## STATED GOAL
Within the material below, find each line bearing the word "slope" and present it.
──────────
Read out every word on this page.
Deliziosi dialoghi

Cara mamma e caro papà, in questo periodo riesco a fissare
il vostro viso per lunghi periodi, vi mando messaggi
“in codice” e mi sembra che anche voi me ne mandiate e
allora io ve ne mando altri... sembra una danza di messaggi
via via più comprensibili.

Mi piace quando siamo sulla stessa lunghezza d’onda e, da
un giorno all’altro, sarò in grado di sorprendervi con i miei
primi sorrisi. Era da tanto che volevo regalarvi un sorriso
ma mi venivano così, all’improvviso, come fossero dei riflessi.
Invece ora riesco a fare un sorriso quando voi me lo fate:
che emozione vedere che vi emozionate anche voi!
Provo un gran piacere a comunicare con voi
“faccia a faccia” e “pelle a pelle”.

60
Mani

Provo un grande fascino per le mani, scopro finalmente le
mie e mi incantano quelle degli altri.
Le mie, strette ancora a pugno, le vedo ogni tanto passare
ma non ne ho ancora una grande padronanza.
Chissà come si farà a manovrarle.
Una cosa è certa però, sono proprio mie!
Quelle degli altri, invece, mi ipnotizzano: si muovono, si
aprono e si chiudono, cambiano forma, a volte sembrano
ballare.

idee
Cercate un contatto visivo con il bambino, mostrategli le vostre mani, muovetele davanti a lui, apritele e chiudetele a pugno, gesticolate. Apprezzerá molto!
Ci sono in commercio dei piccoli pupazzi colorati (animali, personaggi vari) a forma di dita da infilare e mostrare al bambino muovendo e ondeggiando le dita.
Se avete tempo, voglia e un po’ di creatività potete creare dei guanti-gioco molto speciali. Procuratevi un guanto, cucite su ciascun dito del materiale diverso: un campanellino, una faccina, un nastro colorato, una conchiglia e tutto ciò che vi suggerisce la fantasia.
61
──────────
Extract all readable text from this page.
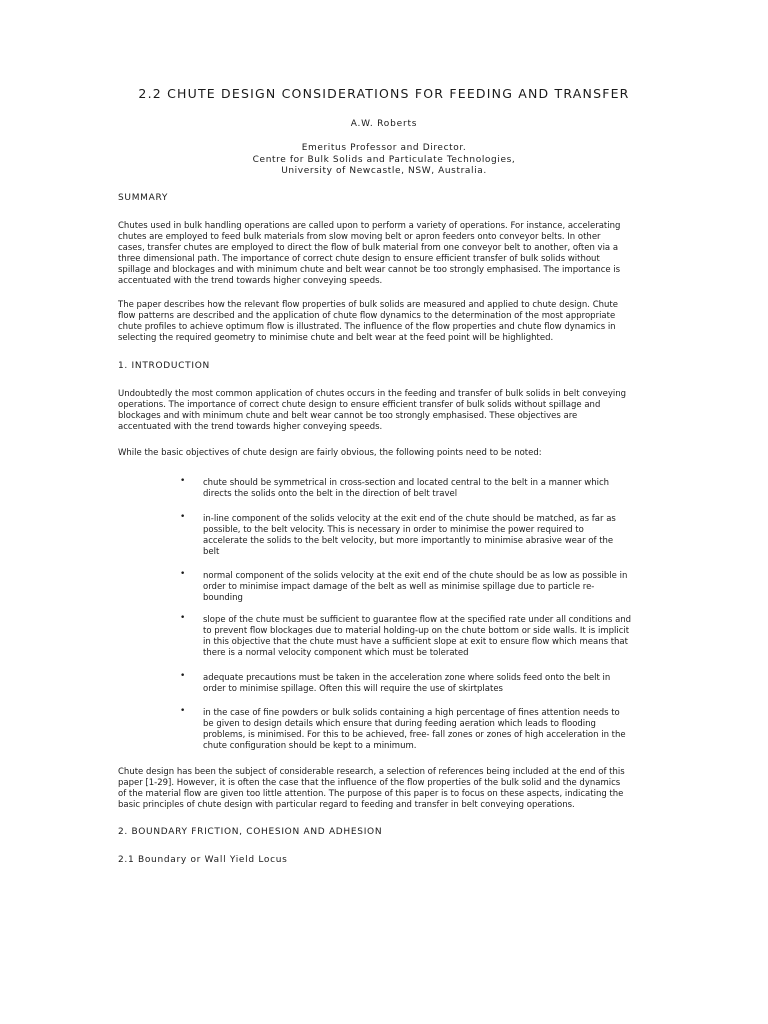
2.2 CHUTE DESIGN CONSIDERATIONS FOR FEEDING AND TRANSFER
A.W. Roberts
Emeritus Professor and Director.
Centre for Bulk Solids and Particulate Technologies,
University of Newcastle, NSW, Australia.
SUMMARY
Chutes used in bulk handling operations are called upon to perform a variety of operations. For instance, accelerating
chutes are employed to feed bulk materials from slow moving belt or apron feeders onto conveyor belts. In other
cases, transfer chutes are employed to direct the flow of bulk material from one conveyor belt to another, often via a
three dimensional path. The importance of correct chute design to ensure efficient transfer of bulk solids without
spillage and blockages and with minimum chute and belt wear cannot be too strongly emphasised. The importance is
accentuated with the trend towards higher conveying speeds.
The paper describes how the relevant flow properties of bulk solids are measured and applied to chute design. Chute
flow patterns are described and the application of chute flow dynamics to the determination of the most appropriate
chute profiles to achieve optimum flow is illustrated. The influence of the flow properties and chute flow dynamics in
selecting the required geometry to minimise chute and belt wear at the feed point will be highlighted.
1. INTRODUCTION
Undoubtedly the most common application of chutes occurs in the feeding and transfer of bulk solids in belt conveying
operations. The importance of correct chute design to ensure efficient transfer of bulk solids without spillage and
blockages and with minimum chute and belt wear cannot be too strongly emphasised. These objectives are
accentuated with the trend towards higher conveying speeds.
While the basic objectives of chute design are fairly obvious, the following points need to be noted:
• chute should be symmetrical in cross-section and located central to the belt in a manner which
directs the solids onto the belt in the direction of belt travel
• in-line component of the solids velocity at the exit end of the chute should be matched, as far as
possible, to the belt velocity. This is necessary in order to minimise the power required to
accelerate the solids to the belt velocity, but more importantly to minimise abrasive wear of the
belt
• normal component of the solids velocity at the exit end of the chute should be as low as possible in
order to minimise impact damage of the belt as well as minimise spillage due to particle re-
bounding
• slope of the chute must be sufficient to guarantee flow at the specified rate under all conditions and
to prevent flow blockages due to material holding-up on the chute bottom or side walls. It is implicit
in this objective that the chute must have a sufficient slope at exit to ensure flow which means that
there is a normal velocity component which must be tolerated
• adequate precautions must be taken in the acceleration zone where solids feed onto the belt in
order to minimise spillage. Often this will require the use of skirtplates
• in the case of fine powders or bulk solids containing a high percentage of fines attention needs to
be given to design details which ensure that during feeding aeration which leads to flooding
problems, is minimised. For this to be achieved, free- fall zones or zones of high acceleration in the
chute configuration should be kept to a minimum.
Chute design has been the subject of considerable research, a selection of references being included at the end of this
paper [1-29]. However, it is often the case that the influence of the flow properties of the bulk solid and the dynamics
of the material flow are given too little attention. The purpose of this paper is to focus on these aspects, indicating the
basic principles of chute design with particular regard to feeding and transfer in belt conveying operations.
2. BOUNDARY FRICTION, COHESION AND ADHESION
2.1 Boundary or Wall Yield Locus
──────────
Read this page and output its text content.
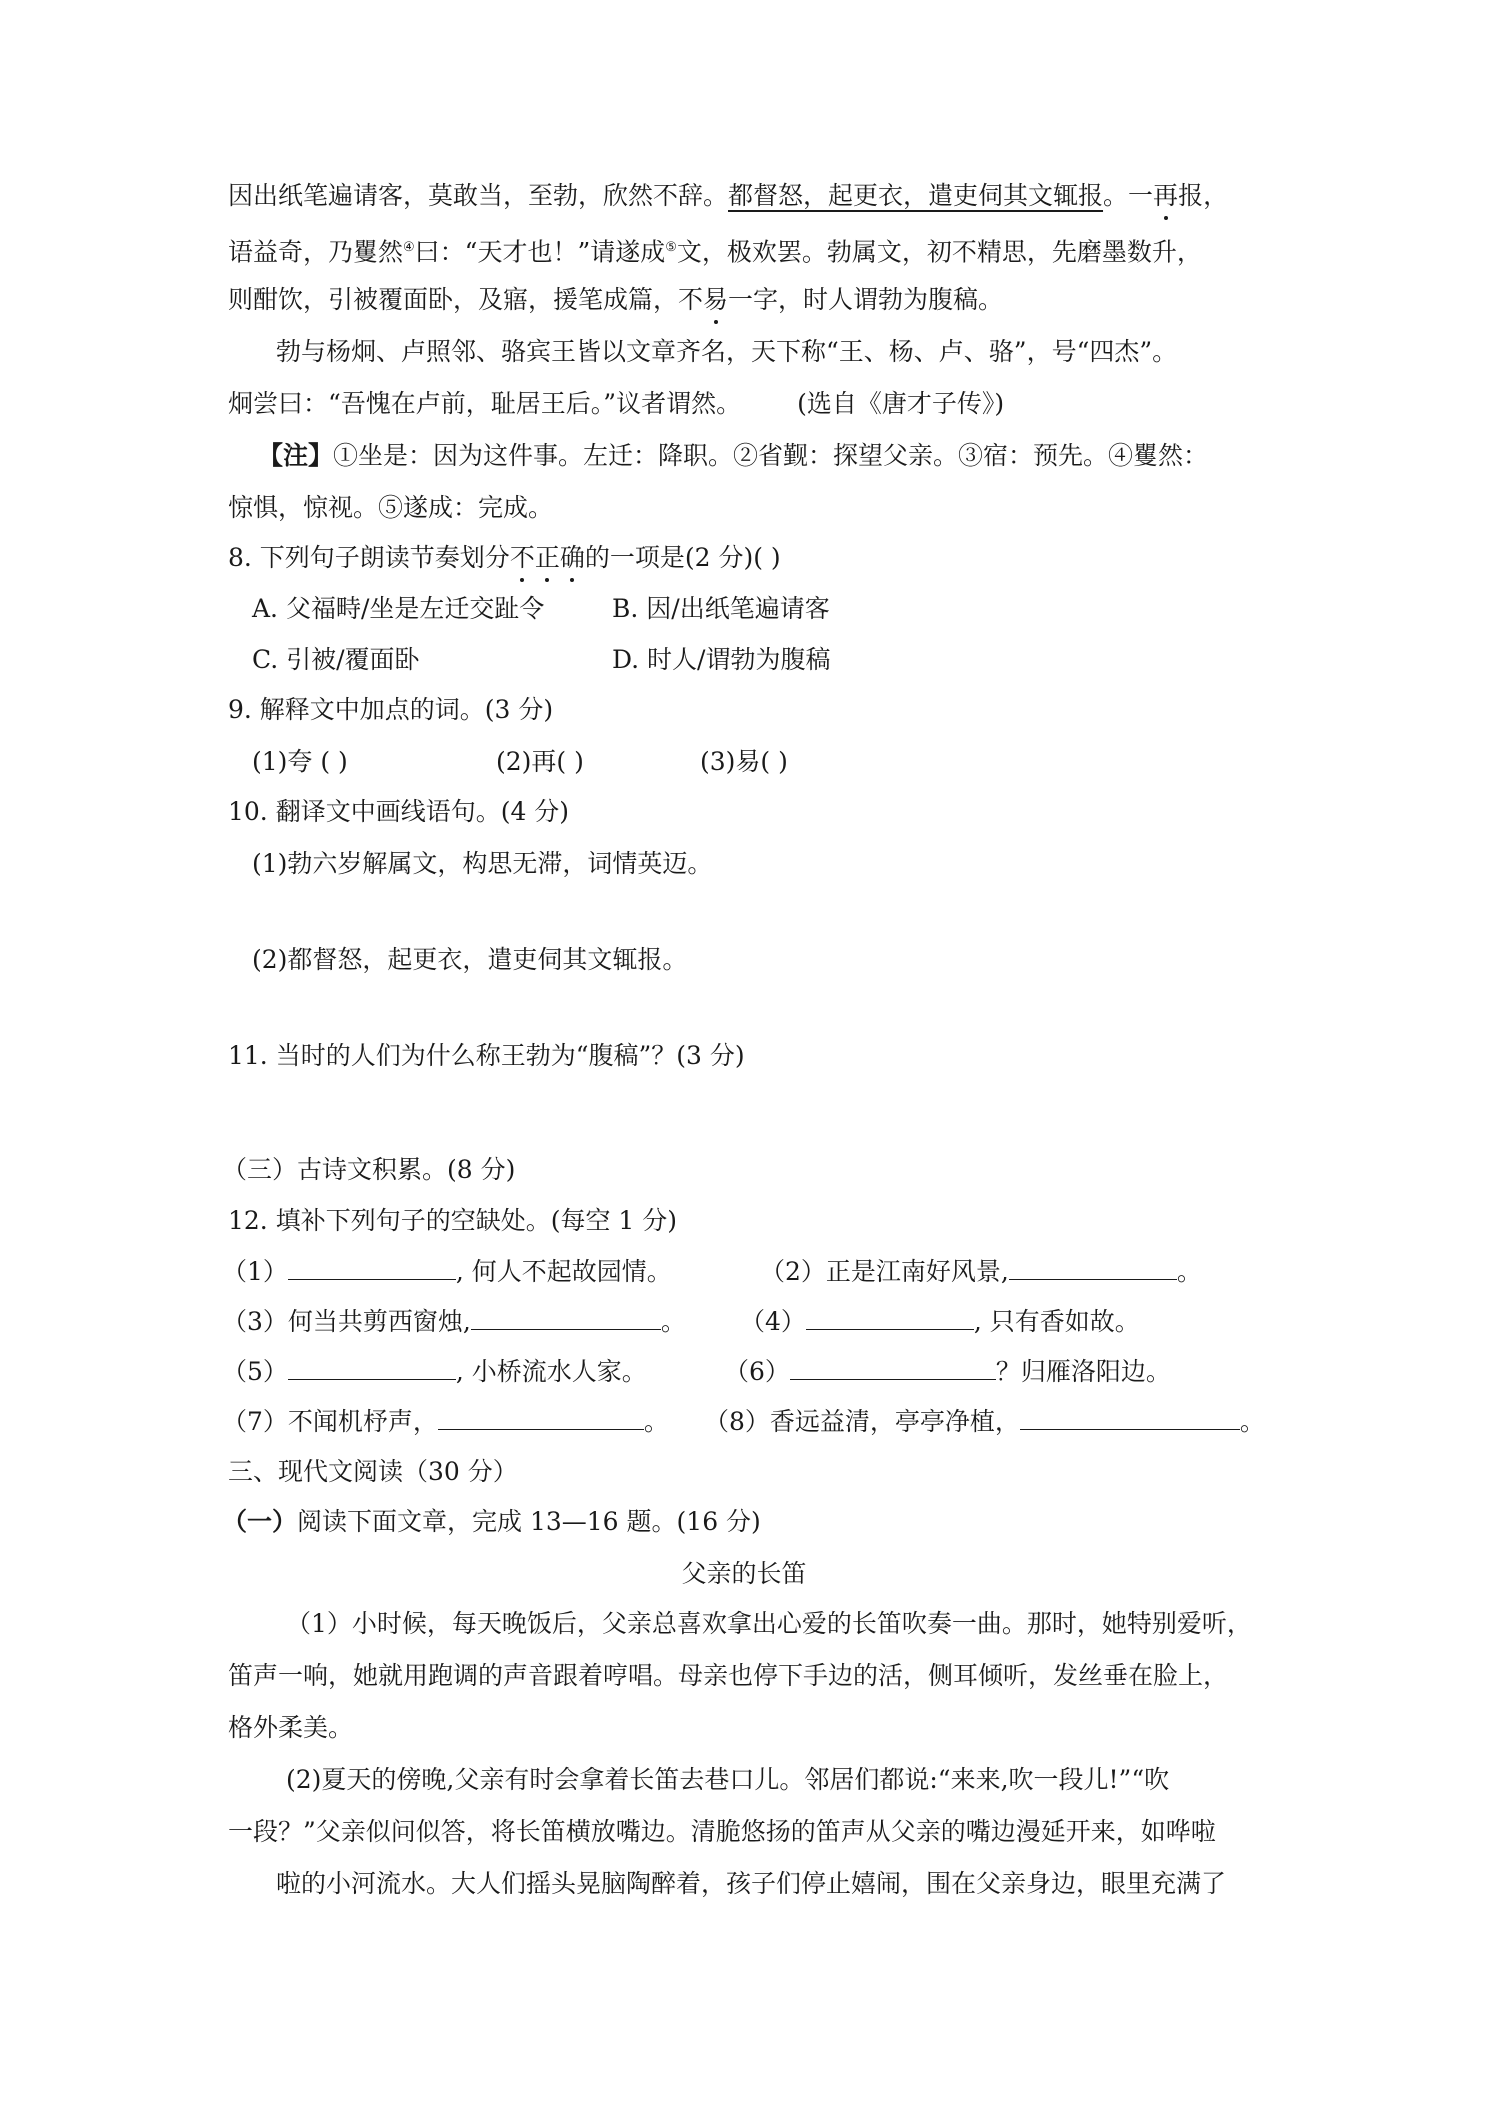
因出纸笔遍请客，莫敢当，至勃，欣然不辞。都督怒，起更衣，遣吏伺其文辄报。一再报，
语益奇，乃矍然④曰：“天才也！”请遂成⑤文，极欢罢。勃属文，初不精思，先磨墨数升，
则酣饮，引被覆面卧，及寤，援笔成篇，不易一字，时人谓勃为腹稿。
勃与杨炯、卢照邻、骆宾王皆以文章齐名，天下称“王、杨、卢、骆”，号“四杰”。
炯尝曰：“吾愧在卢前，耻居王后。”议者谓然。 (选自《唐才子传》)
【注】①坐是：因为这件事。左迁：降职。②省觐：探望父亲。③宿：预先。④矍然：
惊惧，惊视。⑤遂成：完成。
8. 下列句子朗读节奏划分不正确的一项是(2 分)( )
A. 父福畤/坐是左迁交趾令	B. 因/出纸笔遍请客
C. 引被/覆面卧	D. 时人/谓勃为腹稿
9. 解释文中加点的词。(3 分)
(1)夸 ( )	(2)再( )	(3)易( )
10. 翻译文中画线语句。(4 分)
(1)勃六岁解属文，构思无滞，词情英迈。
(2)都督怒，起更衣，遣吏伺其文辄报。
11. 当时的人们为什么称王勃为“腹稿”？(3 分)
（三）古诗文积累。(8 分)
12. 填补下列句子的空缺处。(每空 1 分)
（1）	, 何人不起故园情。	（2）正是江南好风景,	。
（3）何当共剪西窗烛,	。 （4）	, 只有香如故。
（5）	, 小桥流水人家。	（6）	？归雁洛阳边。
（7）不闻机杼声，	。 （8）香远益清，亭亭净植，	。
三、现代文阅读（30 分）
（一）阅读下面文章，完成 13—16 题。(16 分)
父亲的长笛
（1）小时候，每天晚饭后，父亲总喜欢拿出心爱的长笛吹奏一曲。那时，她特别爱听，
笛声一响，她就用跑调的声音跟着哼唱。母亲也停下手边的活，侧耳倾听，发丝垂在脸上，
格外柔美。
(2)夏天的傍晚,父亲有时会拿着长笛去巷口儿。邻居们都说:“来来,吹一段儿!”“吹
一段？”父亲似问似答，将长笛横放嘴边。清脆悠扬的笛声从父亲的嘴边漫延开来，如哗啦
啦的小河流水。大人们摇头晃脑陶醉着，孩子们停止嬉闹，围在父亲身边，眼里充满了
──────────
## RESPONSE
• slope of the chute must be sufficient to guarantee flow at the specified rate under all conditions and
in this objective that the chute must have a sufficient slope at exit to ensure flow which means that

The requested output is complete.